Batch Normalization and why it works

Test your knowledge

Batch Normalization (BatchNorm) is a very frequently used technique in Deep Learning due to its power to not only enhance model performance but also reduce training time. However, the reason why it works remains a mystery to most of us. Furthermore, many tutorials and explanations on the Internet interpret it ambiguously, leaving readers with a false perception of the problem.

In this article, we attempt to give an introduction to BatchNorm, including what it is and why it works in the objective and up-to-date point of view.

Batch Normalization

BatchNorm was first proposed by Sergey and Christian in 2015. In their paper, the authors stated:

Batch Normalization allows us to use much higher learning rates and be less careful about initialization. It also acts as a regularizer, in some cases eliminating the need for Dropout.

which was then verified by many other researchers, building the popularity of BatchNorm.

Batch?

Deep Neural Networks are trained with Gradient Descent optimization, most commonly, the Stochastic Gradient Descent variant.

With Gradient Descent, the process operates in steps, with each step involves feeding data to the network. There are 3 standard strategies of inputting data:

Input one random data point. This is known as the original SGD.
Input all data points. This is the original Batch Gradient Descent.
Input a random mini-batch of date points. Its name is Mini-Batch SGD.

To date, the Mini-Batch SGD is preferred in the Deep Learning community as it has some advantages over the other two:

It is faster than the original SGD since processing m data points at once is less time-consuming than m times of working with one point.
Its gradient updates are less noisy than the original SGD.
It has a higher chance of escaping from local minima than the Batch Gradient Descent.
It is more flexible as the batch-size can vary.

Normalization?

Normalization is the process of bringing values to a standard form.

In the scope of Machine Learning, normalization often means returning the values to a distribution of 0-mean and unit variance.

Batch Normalization?

Batch Normalization is the act of applying normalizations to each batch of the Mini-Batch SGD. These normalizations are NOT just applied before giving the data to the network but may be applied at many layers of the network.

For a layer with d-dimensional input $x = (x^{(1)} ... x^{(d)})$ , we apply normalization to each of the dimension separately. In other words, $x^{(k)}$ is transformed independently from other dimensions. For readability, from now on, we will omit the $(k)$ in the nomination of $x^{(k)}$ .

Given that the input is a vector of size m ( $x_{1...m}$ ), with $m$ being the batch size. The BatchNorm is described as below:

BatchNorm algorithm — The transformation of BatchNorm, taken from its original paper.

-=-=-=-=-

Task requirements
a) Translate this sentence from the BatchNorm article into Spanish: "Normalization is the process of bringing values to a standard form."
b) Carry the article on Batch Normalization forward from its last line.
The entries that come after the BatchNorm article play no part in any of this.

Extracted records
-=-=-=-=-

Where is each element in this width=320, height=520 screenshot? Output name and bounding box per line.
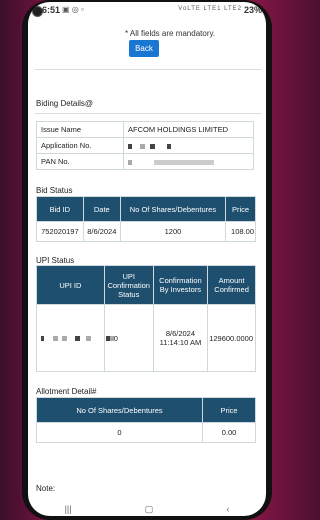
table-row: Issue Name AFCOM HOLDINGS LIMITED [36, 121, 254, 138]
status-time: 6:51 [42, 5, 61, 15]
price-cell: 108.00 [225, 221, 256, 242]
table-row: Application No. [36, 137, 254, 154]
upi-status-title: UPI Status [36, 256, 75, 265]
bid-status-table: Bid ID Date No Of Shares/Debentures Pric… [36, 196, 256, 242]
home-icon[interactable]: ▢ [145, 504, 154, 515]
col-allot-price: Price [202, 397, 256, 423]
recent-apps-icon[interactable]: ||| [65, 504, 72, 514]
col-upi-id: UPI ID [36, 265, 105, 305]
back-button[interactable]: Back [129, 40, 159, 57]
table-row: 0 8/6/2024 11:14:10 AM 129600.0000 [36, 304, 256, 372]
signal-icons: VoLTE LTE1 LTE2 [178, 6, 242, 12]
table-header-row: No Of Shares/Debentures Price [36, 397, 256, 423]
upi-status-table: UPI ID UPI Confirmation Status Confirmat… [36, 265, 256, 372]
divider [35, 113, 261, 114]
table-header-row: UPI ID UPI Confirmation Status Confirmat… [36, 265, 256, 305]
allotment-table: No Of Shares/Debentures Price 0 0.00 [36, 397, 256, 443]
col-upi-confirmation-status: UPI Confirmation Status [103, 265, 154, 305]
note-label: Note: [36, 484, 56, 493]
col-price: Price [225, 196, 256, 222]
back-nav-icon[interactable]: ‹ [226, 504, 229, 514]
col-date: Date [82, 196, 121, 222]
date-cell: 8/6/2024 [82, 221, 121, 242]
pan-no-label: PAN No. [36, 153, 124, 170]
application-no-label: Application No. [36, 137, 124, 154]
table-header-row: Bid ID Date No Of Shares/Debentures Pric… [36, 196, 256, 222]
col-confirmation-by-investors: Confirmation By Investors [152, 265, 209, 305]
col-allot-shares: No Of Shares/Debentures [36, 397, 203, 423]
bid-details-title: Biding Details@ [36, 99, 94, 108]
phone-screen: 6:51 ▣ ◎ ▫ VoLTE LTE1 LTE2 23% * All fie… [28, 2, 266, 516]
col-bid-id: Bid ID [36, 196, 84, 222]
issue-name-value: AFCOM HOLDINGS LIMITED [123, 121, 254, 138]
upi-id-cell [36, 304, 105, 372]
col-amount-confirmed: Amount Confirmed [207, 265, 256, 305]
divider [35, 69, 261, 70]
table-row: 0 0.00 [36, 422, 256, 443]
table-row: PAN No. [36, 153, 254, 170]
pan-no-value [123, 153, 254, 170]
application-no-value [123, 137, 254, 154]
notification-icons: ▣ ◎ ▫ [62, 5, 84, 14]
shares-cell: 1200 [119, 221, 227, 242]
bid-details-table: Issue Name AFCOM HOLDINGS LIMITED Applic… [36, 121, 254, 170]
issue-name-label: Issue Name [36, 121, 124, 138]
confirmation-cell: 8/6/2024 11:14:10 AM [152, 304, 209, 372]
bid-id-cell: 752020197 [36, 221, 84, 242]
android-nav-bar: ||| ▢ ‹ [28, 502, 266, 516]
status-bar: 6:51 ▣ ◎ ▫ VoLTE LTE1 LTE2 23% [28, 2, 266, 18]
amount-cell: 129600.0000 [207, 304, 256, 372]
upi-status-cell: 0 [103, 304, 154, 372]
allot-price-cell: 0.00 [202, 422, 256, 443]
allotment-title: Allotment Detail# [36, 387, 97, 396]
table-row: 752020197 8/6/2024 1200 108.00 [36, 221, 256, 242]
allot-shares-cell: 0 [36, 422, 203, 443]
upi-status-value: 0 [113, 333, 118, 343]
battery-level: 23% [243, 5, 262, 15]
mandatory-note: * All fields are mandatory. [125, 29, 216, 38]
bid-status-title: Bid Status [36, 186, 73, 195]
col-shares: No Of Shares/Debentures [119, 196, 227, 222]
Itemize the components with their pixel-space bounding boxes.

-=-=-=-=-

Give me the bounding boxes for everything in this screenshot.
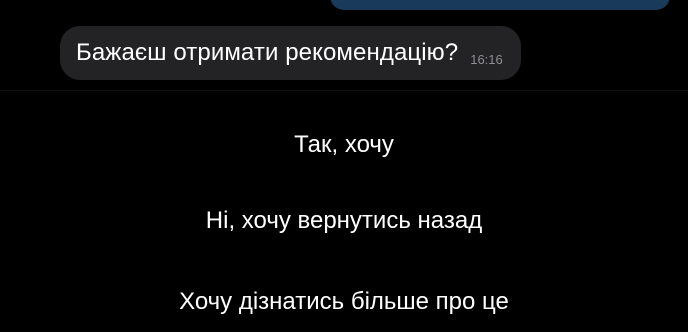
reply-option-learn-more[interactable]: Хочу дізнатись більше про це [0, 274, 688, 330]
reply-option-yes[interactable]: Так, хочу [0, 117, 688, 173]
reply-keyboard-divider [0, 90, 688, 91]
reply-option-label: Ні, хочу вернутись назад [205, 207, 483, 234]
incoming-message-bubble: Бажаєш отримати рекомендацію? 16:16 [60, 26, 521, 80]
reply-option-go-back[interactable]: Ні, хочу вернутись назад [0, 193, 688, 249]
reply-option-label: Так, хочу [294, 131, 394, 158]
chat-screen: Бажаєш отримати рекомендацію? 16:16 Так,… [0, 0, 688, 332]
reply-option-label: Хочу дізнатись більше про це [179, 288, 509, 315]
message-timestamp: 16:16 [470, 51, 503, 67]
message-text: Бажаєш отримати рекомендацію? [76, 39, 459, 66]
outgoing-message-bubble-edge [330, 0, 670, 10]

-=-=-=-=-

Outputs by task
a) La normalización es el proceso de llevar los valores a una forma estándar.

b)
where:

$\gamma$ and $\beta$ are 2 additional parameters for each dimension of the input. They are also learned along with the other parameters in the Back Propagation process. $\gamma$ and $\beta$ , as outlined by the authors, attempt to restore the representation power of the networks, since simply transforming input data to a 0-mean unit-variance distribution may change what the layer represents (e.g. in Sigmoid nonlinearity, this transformation may limit the output to the linear regime).
$\epsilon$ is a small constant added for the numerical stability of the computation (i.e. cases when $\sigma_B$ equals 0).

The authors suggested that BatchNorm may be used either immediate-before or immediate-after the activation functions. In their experiments, BatchNorm is added right-before the nonlinearities. However, some other researchers found using BatchNorm after nonlinearities can produce better outputs. The same test even indicates that removing the scale-and-shift phase (using $\gamma$ and $\beta$ ) may increase the model’s performance.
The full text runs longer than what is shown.